-- Short exercise --
Will you extract the entries word for word? Images should not appear in the copy.

------------------------------------

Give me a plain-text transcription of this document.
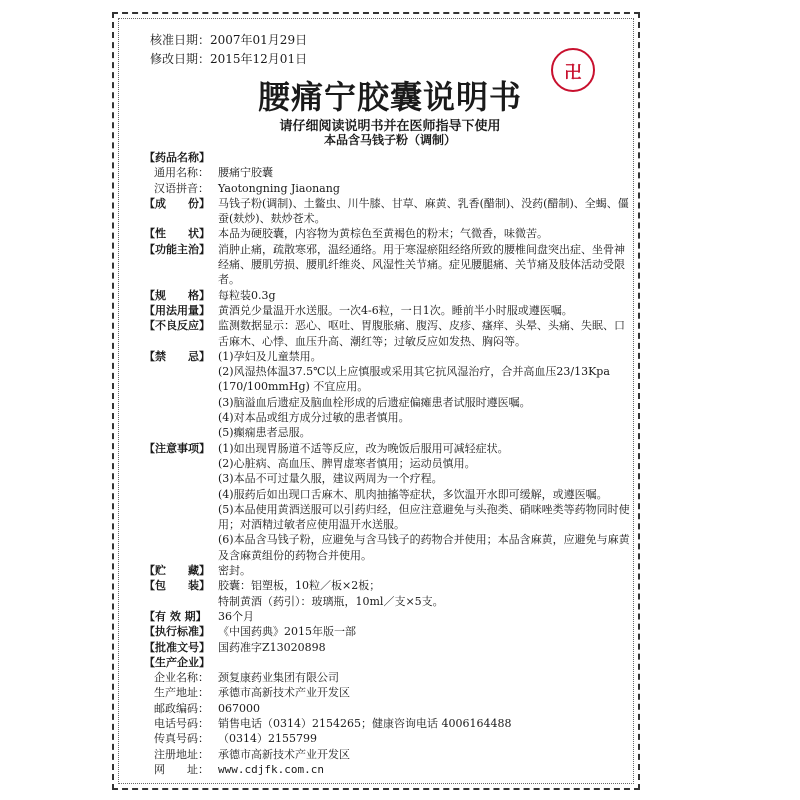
核准日期：2007年01月29日
修改日期：2015年12月01日
卍
腰痛宁胶囊说明书
请仔细阅读说明书并在医师指导下使用
本品含马钱子粉（调制）
【药品名称】
通用名称： 腰痛宁胶囊
汉语拼音： Yaotongning Jiaonang
【成　　份】 马钱子粉(调制)、土鳖虫、川牛膝、甘草、麻黄、乳香(醋制)、没药(醋制)、全蝎、僵蚕(麸炒)、麸炒苍术。
【性　　状】 本品为硬胶囊，内容物为黄棕色至黄褐色的粉末；气微香，味微苦。
【功能主治】 消肿止痛，疏散寒邪，温经通络。用于寒湿瘀阻经络所致的腰椎间盘突出症、坐骨神经痛、腰肌劳损、腰肌纤维炎、风湿性关节痛。症见腰腿痛、关节痛及肢体活动受限者。
【规　　格】 每粒装0.3g
【用法用量】 黄酒兑少量温开水送服。一次4-6粒，一日1次。睡前半小时服或遵医嘱。
【不良反应】 监测数据显示：恶心、呕吐、胃腹胀痛、腹泻、皮疹、瘙痒、头晕、头痛、失眠、口舌麻木、心悸、血压升高、潮红等；过敏反应如发热、胸闷等。
【禁　　忌】 (1)孕妇及儿童禁用。

(2)风湿热体温37.5℃以上应慎服或采用其它抗风湿治疗，合并高血压23/13Kpa (170/100mmHg) 不宜应用。

(3)脑溢血后遗症及脑血栓形成的后遗症偏瘫患者试服时遵医嘱。

(4)对本品或组方成分过敏的患者慎用。

(5)癫痫患者忌服。

【注意事项】 (1)如出现胃肠道不适等反应，改为晚饭后服用可减轻症状。

(2)心脏病、高血压、脾胃虚寒者慎用；运动员慎用。

(3)本品不可过量久服，建议两周为一个疗程。

(4)服药后如出现口舌麻木、肌肉抽搐等症状，多饮温开水即可缓解，或遵医嘱。

(5)本品使用黄酒送服可以引药归经，但应注意避免与头孢类、硝咪唑类等药物同时使用；对酒精过敏者应使用温开水送服。

(6)本品含马钱子粉，应避免与含马钱子的药物合并使用；本品含麻黄，应避免与麻黄及含麻黄组份的药物合并使用。

【贮　　藏】 密封。
【包　　装】 胶囊：铝塑板，10粒／板×2板；

特制黄酒（药引）：玻璃瓶，10ml／支×5支。

【有 效 期】	36个月
【执行标准】 《中国药典》2015年版一部
【批准文号】 国药准字Z13020898
【生产企业】
企业名称： 颈复康药业集团有限公司
生产地址： 承德市高新技术产业开发区
邮政编码： 067000
电话号码： 销售电话（0314）2154265；健康咨询电话 4006164488
传真号码： （0314）2155799
注册地址： 承德市高新技术产业开发区
网　　址： www.cdjfk.com.cn
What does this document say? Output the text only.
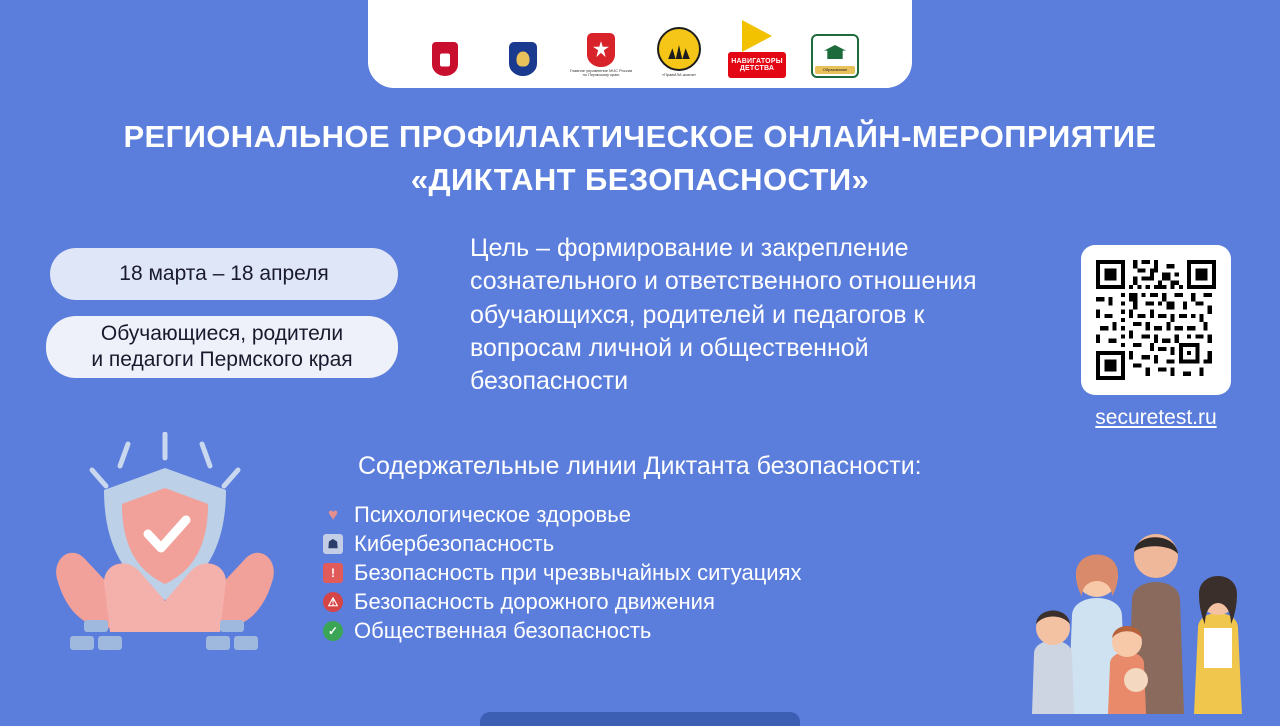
Главное управление МЧС России по Пермскому краю	«ПравИЛА жизни»
НАВИГАТОРЫ ДЕТСТВА	Образование
РЕГИОНАЛЬНОЕ ПРОФИЛАКТИЧЕСКОЕ ОНЛАЙН-МЕРОПРИЯТИЕ
«ДИКТАНТ БЕЗОПАСНОСТИ»
18 марта – 18 апреля
Обучающиеся, родители
и педагоги Пермского края
Цель – формирование и закрепление сознательного и ответственного отношения обучающихся, родителей и педагогов к вопросам личной и общественной безопасности
securetest.ru
Содержательные линии Диктанта безопасности:
♥ Психологическое здоровье
☗ Кибербезопасность
! Безопасность при чрезвычайных ситуациях
⚠ Безопасность дорожного движения
✓ Общественная безопасность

------------------------------------

-- Exercise response --
Give me a plain-text transcription of this document.
核准日期：2007年01月29日
修改日期：2015年12月01日
卍
腰痛宁胶囊说明书
请仔细阅读说明书并在医师指导下使用
本品含马钱子粉（调制）
【药品名称】
通用名称： 腰痛宁胶囊
汉语拼音： Yaotongning Jiaonang
【成　　份】 马钱子粉(调制)、土鳖虫、川牛膝、甘草、麻黄、乳香(醋制)、没药(醋制)、全蝎、僵蚕(麸炒)、麸炒苍术。
【性　　状】 本品为硬胶囊，内容物为黄棕色至黄褐色的粉末；气微香，味微苦。
【功能主治】 消肿止痛，疏散寒邪，温经通络。用于寒湿瘀阻经络所致的腰椎间盘突出症、坐骨神经痛、腰肌劳损、腰肌纤维炎、风湿性关节痛。症见腰腿痛、关节痛及肢体活动受限者。
【规　　格】 每粒装0.3g
【用法用量】 黄酒兑少量温开水送服。一次4-6粒，一日1次。睡前半小时服或遵医嘱。
【不良反应】 监测数据显示：恶心、呕吐、胃腹胀痛、腹泻、皮疹、瘙痒、头晕、头痛、失眠、口舌麻木、心悸、血压升高、潮红等；过敏反应如发热、胸闷等。
【禁　　忌】 (1)孕妇及儿童禁用。

(2)风湿热体温37.5℃以上应慎服或采用其它抗风湿治疗，合并高血压23/13Kpa (170/100mmHg) 不宜应用。

(3)脑溢血后遗症及脑血栓形成的后遗症偏瘫患者试服时遵医嘱。

(4)对本品或组方成分过敏的患者慎用。

(5)癫痫患者忌服。

【注意事项】 (1)如出现胃肠道不适等反应，改为晚饭后服用可减轻症状。

(2)心脏病、高血压、脾胃虚寒者慎用；运动员慎用。

(3)本品不可过量久服，建议两周为一个疗程。

(4)服药后如出现口舌麻木、肌肉抽搐等症状，多饮温开水即可缓解，或遵医嘱。

(5)本品使用黄酒送服可以引药归经，但应注意避免与头孢类、硝咪唑类等药物同时使用；对酒精过敏者应使用温开水送服。

(6)本品含马钱子粉，应避免与含马钱子的药物合并使用；本品含麻黄，应避免与麻黄及含麻黄组份的药物合并使用。

【贮　　藏】 密封。
【包　　装】 胶囊：铝塑板，10粒／板×2板；

特制黄酒（药引）：玻璃瓶，10ml／支×5支。

【有 效 期】	36个月
【执行标准】 《中国药典》2015年版一部
【批准文号】 国药准字Z13020898
【生产企业】
企业名称： 颈复康药业集团有限公司
生产地址： 承德市高新技术产业开发区
邮政编码： 067000
电话号码： 销售电话（0314）2154265；健康咨询电话 4006164488
传真号码： （0314）2155799
注册地址： 承德市高新技术产业开发区
网　　址： www.cdjfk.com.cn
What does this document say? Output the text only.
Главное управление МЧС России по Пермскому краю	«ПравИЛА жизни»
НАВИГАТОРЫ ДЕТСТВА	Образование
РЕГИОНАЛЬНОЕ ПРОФИЛАКТИЧЕСКОЕ ОНЛАЙН-МЕРОПРИЯТИЕ
«ДИКТАНТ БЕЗОПАСНОСТИ»
18 марта – 18 апреля
Обучающиеся, родители
и педагоги Пермского края
Цель – формирование и закрепление сознательного и ответственного отношения обучающихся, родителей и педагогов к вопросам личной и общественной безопасности
securetest.ru
Содержательные линии Диктанта безопасности:
♥ Психологическое здоровье
☗ Кибербезопасность
! Безопасность при чрезвычайных ситуациях
⚠ Безопасность дорожного движения
✓ Общественная безопасность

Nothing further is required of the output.